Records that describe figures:
##############################

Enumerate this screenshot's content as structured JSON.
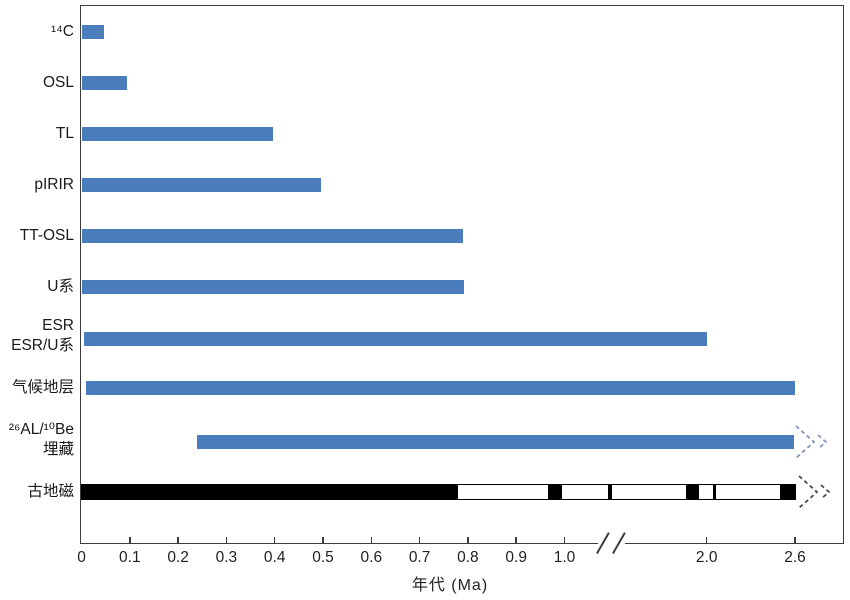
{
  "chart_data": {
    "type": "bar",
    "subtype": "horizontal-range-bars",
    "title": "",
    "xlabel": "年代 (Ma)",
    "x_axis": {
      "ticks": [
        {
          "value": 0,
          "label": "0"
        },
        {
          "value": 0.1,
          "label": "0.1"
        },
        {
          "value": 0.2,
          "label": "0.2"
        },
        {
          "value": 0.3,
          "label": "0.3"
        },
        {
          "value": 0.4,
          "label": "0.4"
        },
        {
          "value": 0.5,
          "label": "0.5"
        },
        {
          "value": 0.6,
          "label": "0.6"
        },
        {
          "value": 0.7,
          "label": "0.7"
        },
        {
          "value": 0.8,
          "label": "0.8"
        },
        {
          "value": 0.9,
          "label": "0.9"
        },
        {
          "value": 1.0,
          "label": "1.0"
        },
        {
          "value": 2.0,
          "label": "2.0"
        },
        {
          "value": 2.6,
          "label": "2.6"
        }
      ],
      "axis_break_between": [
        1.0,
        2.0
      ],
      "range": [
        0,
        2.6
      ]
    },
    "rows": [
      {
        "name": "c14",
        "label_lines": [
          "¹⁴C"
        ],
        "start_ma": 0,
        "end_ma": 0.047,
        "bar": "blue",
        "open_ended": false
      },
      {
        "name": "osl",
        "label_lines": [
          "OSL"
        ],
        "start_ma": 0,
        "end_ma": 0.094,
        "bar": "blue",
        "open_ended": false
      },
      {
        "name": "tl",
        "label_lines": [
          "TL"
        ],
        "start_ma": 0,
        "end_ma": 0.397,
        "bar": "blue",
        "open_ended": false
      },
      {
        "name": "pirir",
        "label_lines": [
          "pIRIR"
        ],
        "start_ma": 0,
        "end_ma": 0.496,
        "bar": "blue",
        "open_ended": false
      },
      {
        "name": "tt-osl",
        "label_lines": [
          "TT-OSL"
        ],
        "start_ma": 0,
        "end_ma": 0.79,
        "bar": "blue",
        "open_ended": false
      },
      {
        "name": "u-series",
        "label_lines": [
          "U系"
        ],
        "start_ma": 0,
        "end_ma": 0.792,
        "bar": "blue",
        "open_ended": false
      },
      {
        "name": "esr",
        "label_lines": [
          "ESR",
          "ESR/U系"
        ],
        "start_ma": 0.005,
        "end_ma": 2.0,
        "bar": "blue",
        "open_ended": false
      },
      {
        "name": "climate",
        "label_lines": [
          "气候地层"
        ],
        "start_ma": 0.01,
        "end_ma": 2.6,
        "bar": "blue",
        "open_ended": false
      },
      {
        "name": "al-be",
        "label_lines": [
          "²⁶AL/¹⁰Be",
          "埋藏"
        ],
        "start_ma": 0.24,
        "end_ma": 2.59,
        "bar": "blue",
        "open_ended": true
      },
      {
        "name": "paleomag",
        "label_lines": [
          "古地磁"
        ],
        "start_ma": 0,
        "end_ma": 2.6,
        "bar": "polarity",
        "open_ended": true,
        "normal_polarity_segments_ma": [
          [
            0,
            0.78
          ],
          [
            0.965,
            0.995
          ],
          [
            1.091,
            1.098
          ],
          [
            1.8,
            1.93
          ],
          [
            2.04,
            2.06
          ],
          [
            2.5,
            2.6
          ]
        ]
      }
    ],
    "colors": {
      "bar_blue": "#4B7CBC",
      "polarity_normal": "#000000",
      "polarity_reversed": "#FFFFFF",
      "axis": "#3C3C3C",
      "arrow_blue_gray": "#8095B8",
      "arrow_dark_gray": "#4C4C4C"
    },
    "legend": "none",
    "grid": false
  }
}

##############################

WORK TO DO: Write the listing above out again exactly, dropping each image.

THE RESPONSE:
Enumerate this screenshot's content as structured JSON.
{
  "chart_data": {
    "type": "bar",
    "subtype": "horizontal-range-bars",
    "title": "",
    "xlabel": "年代 (Ma)",
    "x_axis": {
      "ticks": [
        {
          "value": 0,
          "label": "0"
        },
        {
          "value": 0.1,
          "label": "0.1"
        },
        {
          "value": 0.2,
          "label": "0.2"
        },
        {
          "value": 0.3,
          "label": "0.3"
        },
        {
          "value": 0.4,
          "label": "0.4"
        },
        {
          "value": 0.5,
          "label": "0.5"
        },
        {
          "value": 0.6,
          "label": "0.6"
        },
        {
          "value": 0.7,
          "label": "0.7"
        },
        {
          "value": 0.8,
          "label": "0.8"
        },
        {
          "value": 0.9,
          "label": "0.9"
        },
        {
          "value": 1.0,
          "label": "1.0"
        },
        {
          "value": 2.0,
          "label": "2.0"
        },
        {
          "value": 2.6,
          "label": "2.6"
        }
      ],
      "axis_break_between": [
        1.0,
        2.0
      ],
      "range": [
        0,
        2.6
      ]
    },
    "rows": [
      {
        "name": "c14",
        "label_lines": [
          "¹⁴C"
        ],
        "start_ma": 0,
        "end_ma": 0.047,
        "bar": "blue",
        "open_ended": false
      },
      {
        "name": "osl",
        "label_lines": [
          "OSL"
        ],
        "start_ma": 0,
        "end_ma": 0.094,
        "bar": "blue",
        "open_ended": false
      },
      {
        "name": "tl",
        "label_lines": [
          "TL"
        ],
        "start_ma": 0,
        "end_ma": 0.397,
        "bar": "blue",
        "open_ended": false
      },
      {
        "name": "pirir",
        "label_lines": [
          "pIRIR"
        ],
        "start_ma": 0,
        "end_ma": 0.496,
        "bar": "blue",
        "open_ended": false
      },
      {
        "name": "tt-osl",
        "label_lines": [
          "TT-OSL"
        ],
        "start_ma": 0,
        "end_ma": 0.79,
        "bar": "blue",
        "open_ended": false
      },
      {
        "name": "u-series",
        "label_lines": [
          "U系"
        ],
        "start_ma": 0,
        "end_ma": 0.792,
        "bar": "blue",
        "open_ended": false
      },
      {
        "name": "esr",
        "label_lines": [
          "ESR",
          "ESR/U系"
        ],
        "start_ma": 0.005,
        "end_ma": 2.0,
        "bar": "blue",
        "open_ended": false
      },
      {
        "name": "climate",
        "label_lines": [
          "气候地层"
        ],
        "start_ma": 0.01,
        "end_ma": 2.6,
        "bar": "blue",
        "open_ended": false
      },
      {
        "name": "al-be",
        "label_lines": [
          "²⁶AL/¹⁰Be",
          "埋藏"
        ],
        "start_ma": 0.24,
        "end_ma": 2.59,
        "bar": "blue",
        "open_ended": true
      },
      {
        "name": "paleomag",
        "label_lines": [
          "古地磁"
        ],
        "start_ma": 0,
        "end_ma": 2.6,
        "bar": "polarity",
        "open_ended": true,
        "normal_polarity_segments_ma": [
          [
            0,
            0.78
          ],
          [
            0.965,
            0.995
          ],
          [
            1.091,
            1.098
          ],
          [
            1.8,
            1.93
          ],
          [
            2.04,
            2.06
          ],
          [
            2.5,
            2.6
          ]
        ]
      }
    ],
    "colors": {
      "bar_blue": "#4B7CBC",
      "polarity_normal": "#000000",
      "polarity_reversed": "#FFFFFF",
      "axis": "#3C3C3C",
      "arrow_blue_gray": "#8095B8",
      "arrow_dark_gray": "#4C4C4C"
    },
    "legend": "none",
    "grid": false
  }
}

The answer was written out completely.